Material supplied ::
════════════════════

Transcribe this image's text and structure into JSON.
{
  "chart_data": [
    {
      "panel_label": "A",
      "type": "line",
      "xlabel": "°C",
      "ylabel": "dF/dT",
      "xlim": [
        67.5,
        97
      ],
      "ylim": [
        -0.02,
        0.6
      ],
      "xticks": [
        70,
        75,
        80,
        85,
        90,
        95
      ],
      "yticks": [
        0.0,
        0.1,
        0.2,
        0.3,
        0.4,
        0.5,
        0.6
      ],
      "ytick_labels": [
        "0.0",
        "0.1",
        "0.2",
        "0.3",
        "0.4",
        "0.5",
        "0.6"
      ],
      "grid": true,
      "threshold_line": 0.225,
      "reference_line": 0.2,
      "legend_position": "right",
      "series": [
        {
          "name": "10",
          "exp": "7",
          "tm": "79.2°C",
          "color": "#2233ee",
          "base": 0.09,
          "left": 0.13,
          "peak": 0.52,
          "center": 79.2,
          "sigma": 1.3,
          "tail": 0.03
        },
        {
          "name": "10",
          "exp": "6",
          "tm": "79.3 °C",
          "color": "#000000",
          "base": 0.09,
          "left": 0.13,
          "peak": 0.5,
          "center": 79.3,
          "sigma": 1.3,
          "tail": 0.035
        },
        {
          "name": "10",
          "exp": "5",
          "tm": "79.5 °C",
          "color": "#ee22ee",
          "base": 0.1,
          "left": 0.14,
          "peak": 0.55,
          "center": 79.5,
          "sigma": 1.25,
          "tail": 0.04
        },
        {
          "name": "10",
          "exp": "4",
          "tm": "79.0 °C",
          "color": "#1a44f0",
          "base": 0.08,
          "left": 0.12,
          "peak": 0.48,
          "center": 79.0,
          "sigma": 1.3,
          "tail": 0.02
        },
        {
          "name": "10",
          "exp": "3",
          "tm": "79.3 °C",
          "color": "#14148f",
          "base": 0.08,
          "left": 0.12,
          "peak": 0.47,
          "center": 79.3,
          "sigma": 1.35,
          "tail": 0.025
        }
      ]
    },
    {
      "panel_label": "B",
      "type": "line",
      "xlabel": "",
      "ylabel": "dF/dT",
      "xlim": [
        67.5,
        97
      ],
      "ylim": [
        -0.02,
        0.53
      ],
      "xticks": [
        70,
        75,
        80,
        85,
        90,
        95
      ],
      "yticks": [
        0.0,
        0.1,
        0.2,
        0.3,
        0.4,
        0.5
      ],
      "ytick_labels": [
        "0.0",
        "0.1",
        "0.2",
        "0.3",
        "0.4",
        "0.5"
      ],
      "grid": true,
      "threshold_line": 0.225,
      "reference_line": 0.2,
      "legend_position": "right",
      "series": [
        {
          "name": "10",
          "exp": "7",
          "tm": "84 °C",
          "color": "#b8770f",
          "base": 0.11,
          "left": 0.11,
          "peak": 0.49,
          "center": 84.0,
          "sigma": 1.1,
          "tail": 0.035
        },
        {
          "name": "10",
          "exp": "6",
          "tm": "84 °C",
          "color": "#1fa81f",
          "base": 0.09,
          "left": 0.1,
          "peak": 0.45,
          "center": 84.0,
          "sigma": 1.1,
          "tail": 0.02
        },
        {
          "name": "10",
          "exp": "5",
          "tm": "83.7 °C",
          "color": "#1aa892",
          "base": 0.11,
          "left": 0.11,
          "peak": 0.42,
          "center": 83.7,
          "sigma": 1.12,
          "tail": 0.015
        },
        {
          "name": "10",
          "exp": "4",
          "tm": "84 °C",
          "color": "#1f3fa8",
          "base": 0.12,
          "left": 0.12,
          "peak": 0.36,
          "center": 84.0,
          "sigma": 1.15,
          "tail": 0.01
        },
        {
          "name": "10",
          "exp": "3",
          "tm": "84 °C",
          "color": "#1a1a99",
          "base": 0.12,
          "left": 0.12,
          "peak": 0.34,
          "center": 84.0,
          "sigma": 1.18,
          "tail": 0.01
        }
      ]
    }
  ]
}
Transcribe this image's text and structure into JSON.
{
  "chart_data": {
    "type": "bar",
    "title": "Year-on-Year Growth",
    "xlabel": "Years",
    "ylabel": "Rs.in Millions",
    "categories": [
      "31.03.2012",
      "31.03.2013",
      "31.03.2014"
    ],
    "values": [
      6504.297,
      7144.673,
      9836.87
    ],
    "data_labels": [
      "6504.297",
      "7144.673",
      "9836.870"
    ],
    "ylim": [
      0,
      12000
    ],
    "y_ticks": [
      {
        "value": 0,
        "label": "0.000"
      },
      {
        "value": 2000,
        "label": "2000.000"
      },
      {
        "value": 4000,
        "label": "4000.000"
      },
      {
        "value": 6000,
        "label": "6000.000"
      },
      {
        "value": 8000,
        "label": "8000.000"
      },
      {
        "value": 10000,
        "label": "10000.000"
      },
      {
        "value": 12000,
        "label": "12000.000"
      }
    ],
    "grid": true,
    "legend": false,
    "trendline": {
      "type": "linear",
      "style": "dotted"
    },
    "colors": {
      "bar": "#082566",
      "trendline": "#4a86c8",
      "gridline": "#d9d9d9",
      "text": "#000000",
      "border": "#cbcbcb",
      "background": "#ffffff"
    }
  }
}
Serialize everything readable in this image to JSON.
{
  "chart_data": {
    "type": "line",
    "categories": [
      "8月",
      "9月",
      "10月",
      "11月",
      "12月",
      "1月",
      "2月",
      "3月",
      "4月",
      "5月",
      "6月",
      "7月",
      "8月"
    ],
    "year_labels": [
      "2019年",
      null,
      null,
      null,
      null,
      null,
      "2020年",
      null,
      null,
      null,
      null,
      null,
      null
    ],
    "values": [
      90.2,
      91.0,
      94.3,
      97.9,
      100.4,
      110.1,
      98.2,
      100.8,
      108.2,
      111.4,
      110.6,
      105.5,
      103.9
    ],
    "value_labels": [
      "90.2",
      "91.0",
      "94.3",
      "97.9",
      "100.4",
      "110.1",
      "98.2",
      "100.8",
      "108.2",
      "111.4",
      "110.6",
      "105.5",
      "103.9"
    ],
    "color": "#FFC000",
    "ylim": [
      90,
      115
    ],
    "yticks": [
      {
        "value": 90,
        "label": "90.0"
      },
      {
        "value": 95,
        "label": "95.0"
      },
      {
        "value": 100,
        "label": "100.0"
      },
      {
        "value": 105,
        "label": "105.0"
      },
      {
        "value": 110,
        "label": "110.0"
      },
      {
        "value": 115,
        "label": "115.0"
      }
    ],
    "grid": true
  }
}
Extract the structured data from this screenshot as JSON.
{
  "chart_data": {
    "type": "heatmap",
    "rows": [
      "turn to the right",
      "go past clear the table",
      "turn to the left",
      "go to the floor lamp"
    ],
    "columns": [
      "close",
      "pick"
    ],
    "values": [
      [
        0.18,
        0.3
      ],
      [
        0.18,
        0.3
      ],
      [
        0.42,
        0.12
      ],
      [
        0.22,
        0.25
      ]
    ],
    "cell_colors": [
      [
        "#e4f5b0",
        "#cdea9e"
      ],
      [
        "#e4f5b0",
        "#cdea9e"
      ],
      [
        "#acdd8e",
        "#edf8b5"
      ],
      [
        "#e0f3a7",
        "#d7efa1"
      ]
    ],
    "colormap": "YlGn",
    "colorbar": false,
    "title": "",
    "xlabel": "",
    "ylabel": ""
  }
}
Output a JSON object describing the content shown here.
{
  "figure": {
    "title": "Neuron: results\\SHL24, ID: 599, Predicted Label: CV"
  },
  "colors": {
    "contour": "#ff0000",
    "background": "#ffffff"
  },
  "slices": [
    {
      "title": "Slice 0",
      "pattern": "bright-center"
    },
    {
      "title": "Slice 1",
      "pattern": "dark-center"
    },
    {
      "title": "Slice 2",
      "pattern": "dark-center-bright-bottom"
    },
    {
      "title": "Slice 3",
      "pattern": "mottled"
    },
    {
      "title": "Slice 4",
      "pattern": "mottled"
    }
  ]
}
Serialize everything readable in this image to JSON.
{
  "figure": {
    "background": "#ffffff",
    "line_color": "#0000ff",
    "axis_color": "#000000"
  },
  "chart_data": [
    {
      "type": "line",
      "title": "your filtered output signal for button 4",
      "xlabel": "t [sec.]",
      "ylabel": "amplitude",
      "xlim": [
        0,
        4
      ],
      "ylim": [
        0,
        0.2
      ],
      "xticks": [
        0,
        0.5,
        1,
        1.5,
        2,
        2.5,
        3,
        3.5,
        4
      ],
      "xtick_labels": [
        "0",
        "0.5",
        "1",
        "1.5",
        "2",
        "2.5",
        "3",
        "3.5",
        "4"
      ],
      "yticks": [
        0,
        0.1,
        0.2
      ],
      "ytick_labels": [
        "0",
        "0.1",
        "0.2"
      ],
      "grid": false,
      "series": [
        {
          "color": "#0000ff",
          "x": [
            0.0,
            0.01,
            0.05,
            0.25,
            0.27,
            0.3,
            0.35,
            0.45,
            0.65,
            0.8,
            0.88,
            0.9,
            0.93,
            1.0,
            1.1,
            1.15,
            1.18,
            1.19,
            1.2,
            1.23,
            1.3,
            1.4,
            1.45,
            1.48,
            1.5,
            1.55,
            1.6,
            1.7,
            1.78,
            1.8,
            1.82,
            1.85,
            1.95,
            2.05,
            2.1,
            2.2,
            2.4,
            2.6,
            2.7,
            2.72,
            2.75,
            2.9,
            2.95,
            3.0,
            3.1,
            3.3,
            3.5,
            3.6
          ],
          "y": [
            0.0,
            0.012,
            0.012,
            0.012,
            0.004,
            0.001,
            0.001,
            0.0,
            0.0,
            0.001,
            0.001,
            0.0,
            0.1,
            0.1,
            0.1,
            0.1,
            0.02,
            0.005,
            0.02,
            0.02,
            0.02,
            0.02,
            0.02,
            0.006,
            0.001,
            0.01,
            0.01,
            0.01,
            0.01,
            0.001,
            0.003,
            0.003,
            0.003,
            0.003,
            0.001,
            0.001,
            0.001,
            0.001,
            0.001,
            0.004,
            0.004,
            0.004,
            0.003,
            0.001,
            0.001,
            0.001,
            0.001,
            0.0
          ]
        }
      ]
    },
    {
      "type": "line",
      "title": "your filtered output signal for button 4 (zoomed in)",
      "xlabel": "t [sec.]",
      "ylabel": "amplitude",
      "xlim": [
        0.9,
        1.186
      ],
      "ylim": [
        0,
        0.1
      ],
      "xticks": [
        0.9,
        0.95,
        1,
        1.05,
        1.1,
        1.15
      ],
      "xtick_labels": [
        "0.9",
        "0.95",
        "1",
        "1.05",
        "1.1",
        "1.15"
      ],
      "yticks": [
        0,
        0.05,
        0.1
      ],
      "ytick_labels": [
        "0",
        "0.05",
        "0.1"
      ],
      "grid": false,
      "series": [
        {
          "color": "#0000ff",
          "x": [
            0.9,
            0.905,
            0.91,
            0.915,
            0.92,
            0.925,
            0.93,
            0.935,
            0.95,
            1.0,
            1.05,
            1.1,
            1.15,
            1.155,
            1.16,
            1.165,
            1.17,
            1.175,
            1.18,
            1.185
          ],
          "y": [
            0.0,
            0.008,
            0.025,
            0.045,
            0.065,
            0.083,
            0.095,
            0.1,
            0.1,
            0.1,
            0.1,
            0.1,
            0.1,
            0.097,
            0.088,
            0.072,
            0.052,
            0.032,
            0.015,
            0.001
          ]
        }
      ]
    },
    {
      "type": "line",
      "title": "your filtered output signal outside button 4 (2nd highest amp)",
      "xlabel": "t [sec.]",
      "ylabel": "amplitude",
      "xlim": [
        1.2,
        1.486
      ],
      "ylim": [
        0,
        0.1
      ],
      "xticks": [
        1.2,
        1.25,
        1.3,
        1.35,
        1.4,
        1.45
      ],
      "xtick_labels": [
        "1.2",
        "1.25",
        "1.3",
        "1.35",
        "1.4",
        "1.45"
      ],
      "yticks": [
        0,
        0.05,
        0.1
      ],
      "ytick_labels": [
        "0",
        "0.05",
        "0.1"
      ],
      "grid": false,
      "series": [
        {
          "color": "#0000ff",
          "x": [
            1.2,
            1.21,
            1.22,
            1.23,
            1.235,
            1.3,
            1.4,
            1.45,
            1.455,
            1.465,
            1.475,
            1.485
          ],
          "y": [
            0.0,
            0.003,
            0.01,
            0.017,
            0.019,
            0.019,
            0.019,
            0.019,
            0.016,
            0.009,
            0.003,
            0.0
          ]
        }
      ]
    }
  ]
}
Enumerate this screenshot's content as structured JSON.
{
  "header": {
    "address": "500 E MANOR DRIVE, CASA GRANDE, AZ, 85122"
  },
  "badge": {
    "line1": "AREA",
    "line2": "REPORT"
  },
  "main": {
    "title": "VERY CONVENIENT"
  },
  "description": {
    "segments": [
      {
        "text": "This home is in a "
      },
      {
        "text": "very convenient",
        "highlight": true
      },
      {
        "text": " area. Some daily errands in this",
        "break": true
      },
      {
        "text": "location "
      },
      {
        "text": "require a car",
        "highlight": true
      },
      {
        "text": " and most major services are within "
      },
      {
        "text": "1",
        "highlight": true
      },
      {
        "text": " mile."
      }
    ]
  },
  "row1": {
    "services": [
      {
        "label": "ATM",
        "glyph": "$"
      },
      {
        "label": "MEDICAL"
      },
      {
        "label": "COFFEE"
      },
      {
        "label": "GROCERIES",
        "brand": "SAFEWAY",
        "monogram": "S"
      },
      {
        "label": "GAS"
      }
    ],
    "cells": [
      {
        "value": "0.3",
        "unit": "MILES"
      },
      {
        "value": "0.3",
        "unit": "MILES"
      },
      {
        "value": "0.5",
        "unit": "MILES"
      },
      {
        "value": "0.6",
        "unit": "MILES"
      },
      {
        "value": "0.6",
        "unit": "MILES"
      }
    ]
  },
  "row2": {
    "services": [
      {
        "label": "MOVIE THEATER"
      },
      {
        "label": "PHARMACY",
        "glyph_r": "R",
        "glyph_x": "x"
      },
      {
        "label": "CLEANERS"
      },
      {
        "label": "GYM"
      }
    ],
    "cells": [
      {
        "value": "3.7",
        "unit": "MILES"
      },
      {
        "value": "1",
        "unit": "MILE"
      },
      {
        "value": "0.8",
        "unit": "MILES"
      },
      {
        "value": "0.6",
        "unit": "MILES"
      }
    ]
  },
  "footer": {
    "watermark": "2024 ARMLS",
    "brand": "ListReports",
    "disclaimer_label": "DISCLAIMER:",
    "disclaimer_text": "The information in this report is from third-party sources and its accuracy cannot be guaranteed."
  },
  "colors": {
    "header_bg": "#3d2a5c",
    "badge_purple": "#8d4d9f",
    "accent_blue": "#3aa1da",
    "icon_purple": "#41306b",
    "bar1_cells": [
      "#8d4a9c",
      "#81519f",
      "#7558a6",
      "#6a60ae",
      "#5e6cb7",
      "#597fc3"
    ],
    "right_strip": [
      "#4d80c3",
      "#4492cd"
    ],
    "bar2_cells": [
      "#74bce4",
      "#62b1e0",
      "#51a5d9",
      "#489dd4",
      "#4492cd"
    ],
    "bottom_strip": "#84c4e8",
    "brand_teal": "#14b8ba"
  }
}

════════════════════

Given task ::
State how many lines of the records above contain "tail", with no words besides the number.

Exercise result ::
10